● **The request**
Transcribe the material in full, exactly as written.

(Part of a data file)
┌──
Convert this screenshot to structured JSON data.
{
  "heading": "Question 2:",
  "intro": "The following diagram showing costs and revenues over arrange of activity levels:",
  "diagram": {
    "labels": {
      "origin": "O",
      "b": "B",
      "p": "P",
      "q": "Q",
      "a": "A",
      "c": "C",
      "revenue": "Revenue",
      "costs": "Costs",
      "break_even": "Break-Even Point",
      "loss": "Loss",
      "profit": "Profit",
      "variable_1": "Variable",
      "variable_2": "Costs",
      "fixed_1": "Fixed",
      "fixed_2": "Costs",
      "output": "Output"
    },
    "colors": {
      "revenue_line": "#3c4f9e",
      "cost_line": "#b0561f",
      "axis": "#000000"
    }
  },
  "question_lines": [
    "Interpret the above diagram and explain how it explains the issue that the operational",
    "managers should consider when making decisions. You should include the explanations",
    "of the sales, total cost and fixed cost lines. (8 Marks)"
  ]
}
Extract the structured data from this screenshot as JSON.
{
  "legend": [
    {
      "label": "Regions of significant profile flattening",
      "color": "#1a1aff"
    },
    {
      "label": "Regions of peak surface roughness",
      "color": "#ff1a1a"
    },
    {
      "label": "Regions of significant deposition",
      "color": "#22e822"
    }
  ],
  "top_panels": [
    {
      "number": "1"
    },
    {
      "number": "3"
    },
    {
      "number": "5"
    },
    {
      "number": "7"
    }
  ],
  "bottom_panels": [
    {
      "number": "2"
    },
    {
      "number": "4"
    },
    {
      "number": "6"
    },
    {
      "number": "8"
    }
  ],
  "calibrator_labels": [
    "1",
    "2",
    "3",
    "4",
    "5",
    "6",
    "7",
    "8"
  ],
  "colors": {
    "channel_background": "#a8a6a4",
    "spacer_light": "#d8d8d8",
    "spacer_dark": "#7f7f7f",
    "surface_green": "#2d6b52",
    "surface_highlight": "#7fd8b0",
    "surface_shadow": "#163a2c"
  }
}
└──
● **Solution to the exercise**
Convert this screenshot to structured JSON data.
{
  "heading": "Question 2:",
  "intro": "The following diagram showing costs and revenues over arrange of activity levels:",
  "diagram": {
    "labels": {
      "origin": "O",
      "b": "B",
      "p": "P",
      "q": "Q",
      "a": "A",
      "c": "C",
      "revenue": "Revenue",
      "costs": "Costs",
      "break_even": "Break-Even Point",
      "loss": "Loss",
      "profit": "Profit",
      "variable_1": "Variable",
      "variable_2": "Costs",
      "fixed_1": "Fixed",
      "fixed_2": "Costs",
      "output": "Output"
    },
    "colors": {
      "revenue_line": "#3c4f9e",
      "cost_line": "#b0561f",
      "axis": "#000000"
    }
  },
  "question_lines": [
    "Interpret the above diagram and explain how it explains the issue that the operational",
    "managers should consider when making decisions. You should include the explanations",
    "of the sales, total cost and fixed cost lines. (8 Marks)"
  ]
}
Extract the structured data from this screenshot as JSON.
{
  "legend": [
    {
      "label": "Regions of significant profile flattening",
      "color": "#1a1aff"
    },
    {
      "label": "Regions of peak surface roughness",
      "color": "#ff1a1a"
    },
    {
      "label": "Regions of significant deposition",
      "color": "#22e822"
    }
  ],
  "top_panels": [
    {
      "number": "1"
    },
    {
      "number": "3"
    },
    {
      "number": "5"
    },
    {
      "number": "7"
    }
  ],
  "bottom_panels": [
    {
      "number": "2"
    },
    {
      "number": "4"
    },
    {
      "number": "6"
    },
    {
      "number": "8"
    }
  ],
  "calibrator_labels": [
    "1",
    "2",
    "3",
    "4",
    "5",
    "6",
    "7",
    "8"
  ],
  "colors": {
    "channel_background": "#a8a6a4",
    "spacer_light": "#d8d8d8",
    "spacer_dark": "#7f7f7f",
    "surface_green": "#2d6b52",
    "surface_highlight": "#7fd8b0",
    "surface_shadow": "#163a2c"
  }
}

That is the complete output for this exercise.